[Begin]

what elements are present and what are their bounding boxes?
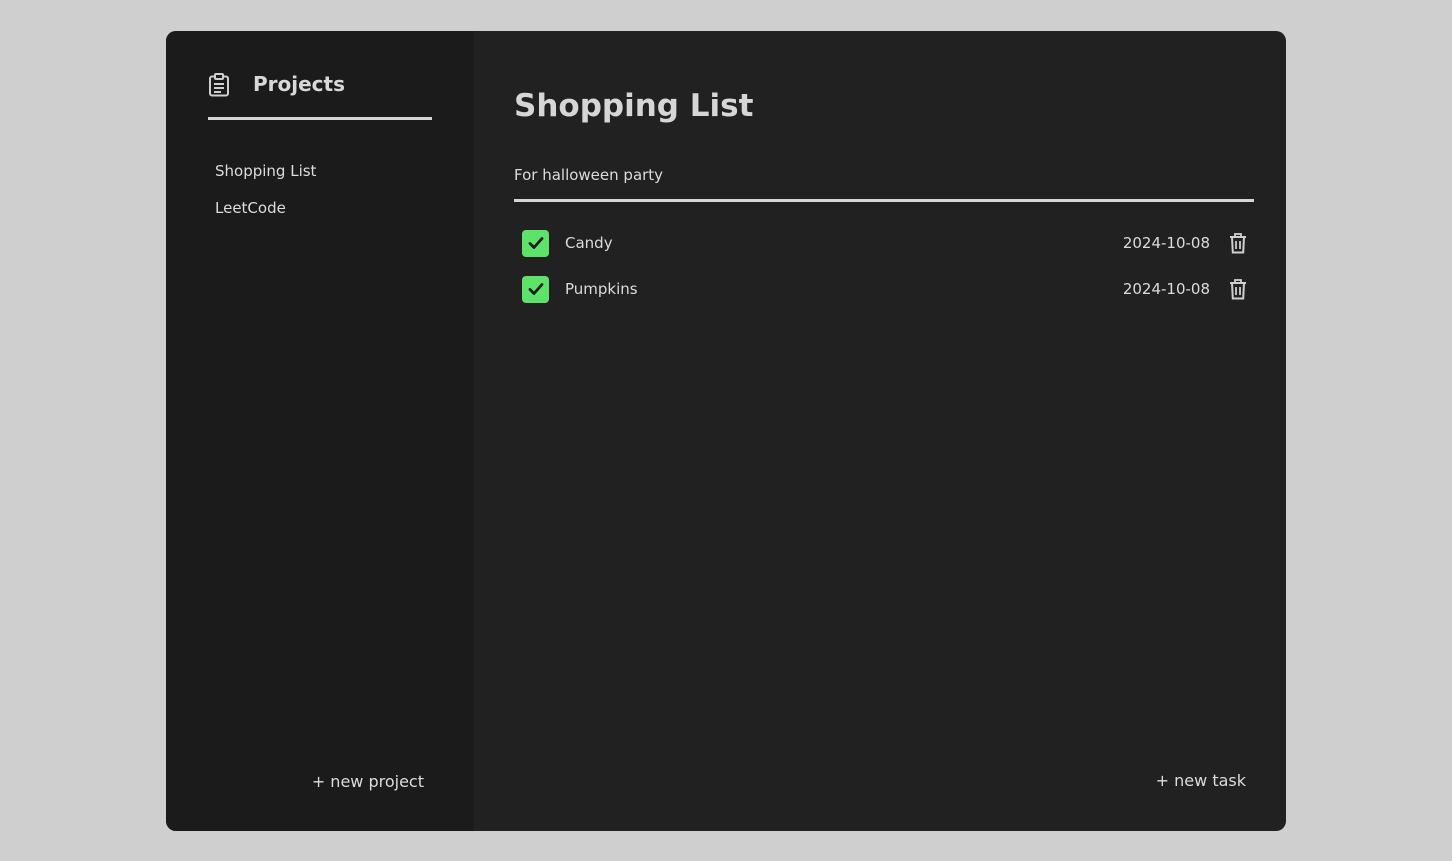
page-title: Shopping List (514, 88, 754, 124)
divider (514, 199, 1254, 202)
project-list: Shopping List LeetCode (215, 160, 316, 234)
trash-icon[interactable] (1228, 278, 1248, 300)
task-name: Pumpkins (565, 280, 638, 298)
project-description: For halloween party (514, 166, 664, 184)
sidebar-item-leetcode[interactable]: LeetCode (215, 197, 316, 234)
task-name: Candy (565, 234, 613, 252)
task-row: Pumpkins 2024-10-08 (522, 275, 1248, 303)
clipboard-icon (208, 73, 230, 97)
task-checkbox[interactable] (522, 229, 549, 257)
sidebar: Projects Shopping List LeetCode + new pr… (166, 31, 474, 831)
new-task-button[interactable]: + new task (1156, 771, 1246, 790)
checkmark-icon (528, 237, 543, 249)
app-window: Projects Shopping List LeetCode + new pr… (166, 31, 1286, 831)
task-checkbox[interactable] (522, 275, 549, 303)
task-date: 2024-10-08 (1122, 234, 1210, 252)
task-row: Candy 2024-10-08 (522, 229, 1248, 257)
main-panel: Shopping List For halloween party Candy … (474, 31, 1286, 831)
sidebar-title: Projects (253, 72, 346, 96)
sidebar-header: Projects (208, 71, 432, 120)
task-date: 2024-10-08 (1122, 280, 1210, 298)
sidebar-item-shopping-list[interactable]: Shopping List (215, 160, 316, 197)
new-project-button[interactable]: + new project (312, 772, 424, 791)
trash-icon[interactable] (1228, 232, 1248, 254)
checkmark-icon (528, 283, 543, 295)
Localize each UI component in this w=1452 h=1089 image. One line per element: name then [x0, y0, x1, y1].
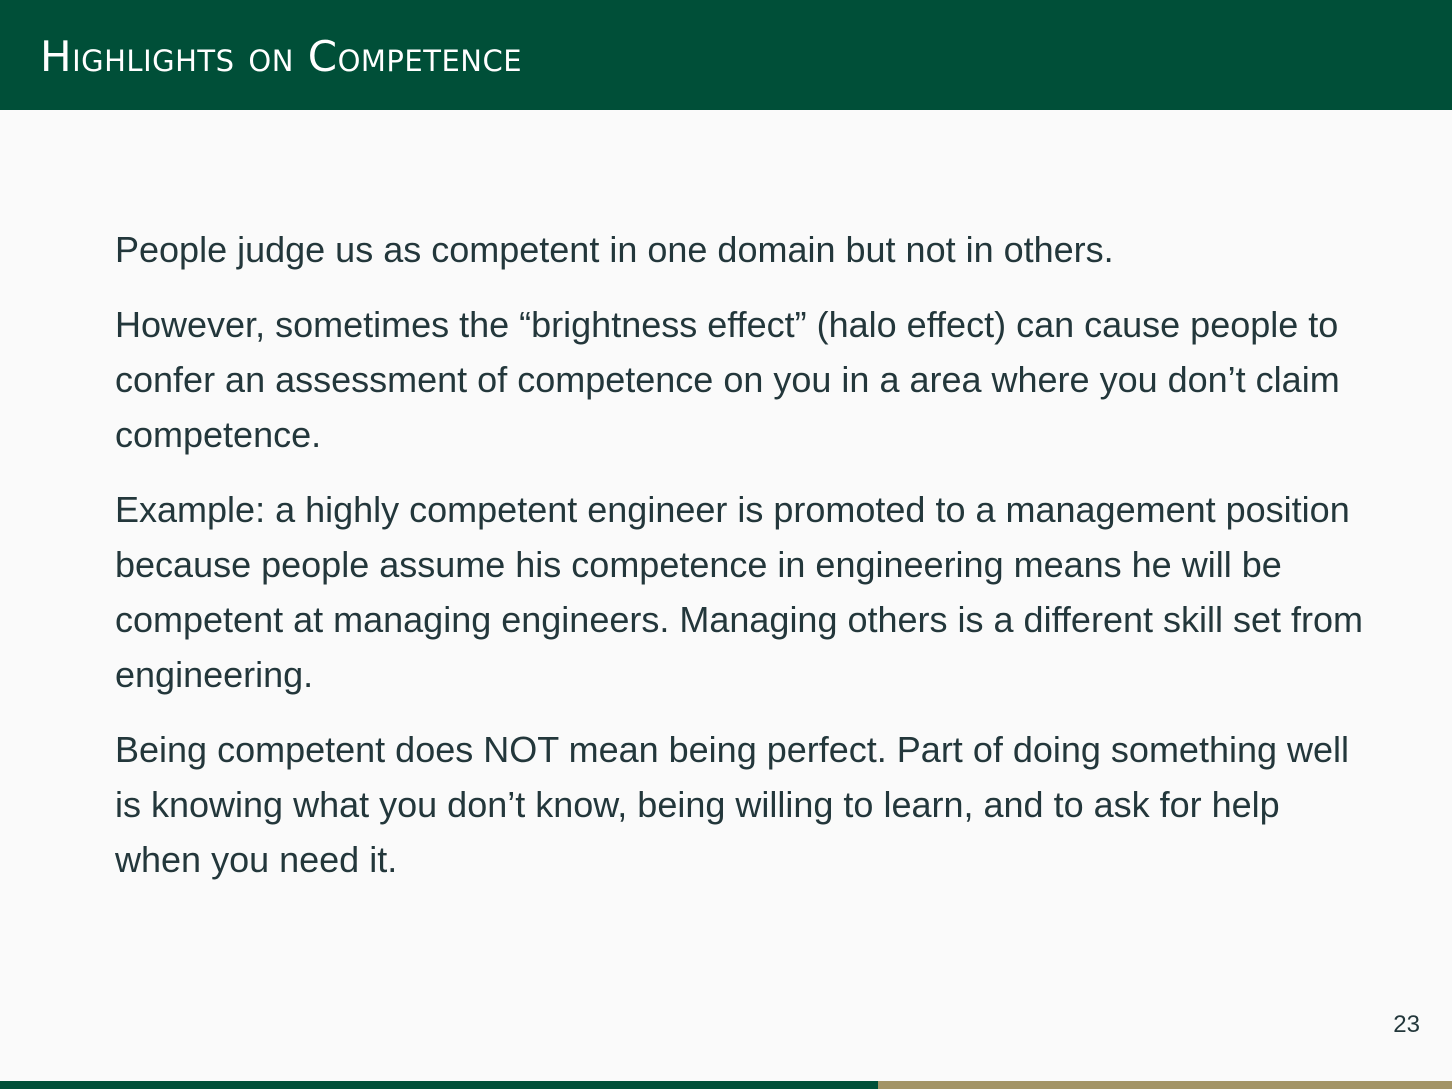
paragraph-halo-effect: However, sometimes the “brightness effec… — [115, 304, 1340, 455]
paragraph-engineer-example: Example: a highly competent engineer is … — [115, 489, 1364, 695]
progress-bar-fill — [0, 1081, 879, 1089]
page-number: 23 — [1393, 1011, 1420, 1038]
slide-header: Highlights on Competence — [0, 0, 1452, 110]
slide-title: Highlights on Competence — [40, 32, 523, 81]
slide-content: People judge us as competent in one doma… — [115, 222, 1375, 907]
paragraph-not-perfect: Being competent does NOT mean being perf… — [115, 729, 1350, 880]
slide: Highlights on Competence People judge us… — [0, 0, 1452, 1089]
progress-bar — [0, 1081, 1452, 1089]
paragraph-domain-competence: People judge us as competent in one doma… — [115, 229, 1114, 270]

[End]

Can you update all the records above by replacing "trash-icon" with "delete-icon", changing nothing else, and write them out again without the pictures?

**Solution to this problem**
what elements are present and what are their bounding boxes?
page-title: Shopping List (514, 88, 754, 124)
divider (514, 199, 1254, 202)
project-list: Shopping List LeetCode (215, 160, 316, 234)
delete-icon[interactable] (1228, 278, 1248, 300)
task-name: Pumpkins (565, 280, 638, 298)
project-description: For halloween party (514, 166, 664, 184)
sidebar-item-leetcode[interactable]: LeetCode (215, 197, 316, 234)
task-name: Candy (565, 234, 613, 252)
task-row: Pumpkins 2024-10-08 (522, 275, 1248, 303)
clipboard-icon (208, 73, 230, 97)
task-checkbox[interactable] (522, 229, 549, 257)
sidebar: Projects Shopping List LeetCode + new pr… (166, 31, 474, 831)
new-task-button[interactable]: + new task (1156, 771, 1246, 790)
checkmark-icon (528, 237, 543, 249)
app-window: Projects Shopping List LeetCode + new pr… (166, 31, 1286, 831)
task-checkbox[interactable] (522, 275, 549, 303)
task-date: 2024-10-08 (1122, 234, 1210, 252)
task-row: Candy 2024-10-08 (522, 229, 1248, 257)
main-panel: Shopping List For halloween party Candy … (474, 31, 1286, 831)
sidebar-title: Projects (253, 72, 346, 96)
sidebar-header: Projects (208, 71, 432, 120)
task-date: 2024-10-08 (1122, 280, 1210, 298)
sidebar-item-shopping-list[interactable]: Shopping List (215, 160, 316, 197)
new-project-button[interactable]: + new project (312, 772, 424, 791)
delete-icon[interactable] (1228, 232, 1248, 254)
checkmark-icon (528, 283, 543, 295)
Localize each UI component in this w=1452 h=1089 image. One line per element: name then [x0, y0, x1, y1].
paragraph-halo-effect: However, sometimes the “brightness effec… — [115, 304, 1340, 455]
paragraph-engineer-example: Example: a highly competent engineer is … — [115, 489, 1364, 695]
progress-bar-fill — [0, 1081, 879, 1089]
page-number: 23 — [1393, 1011, 1420, 1038]
slide-header: Highlights on Competence — [0, 0, 1452, 110]
slide-title: Highlights on Competence — [40, 32, 523, 81]
slide-content: People judge us as competent in one doma… — [115, 222, 1375, 907]
paragraph-not-perfect: Being competent does NOT mean being perf… — [115, 729, 1350, 880]
slide: Highlights on Competence People judge us… — [0, 0, 1452, 1089]
progress-bar — [0, 1081, 1452, 1089]
paragraph-domain-competence: People judge us as competent in one doma… — [115, 229, 1114, 270]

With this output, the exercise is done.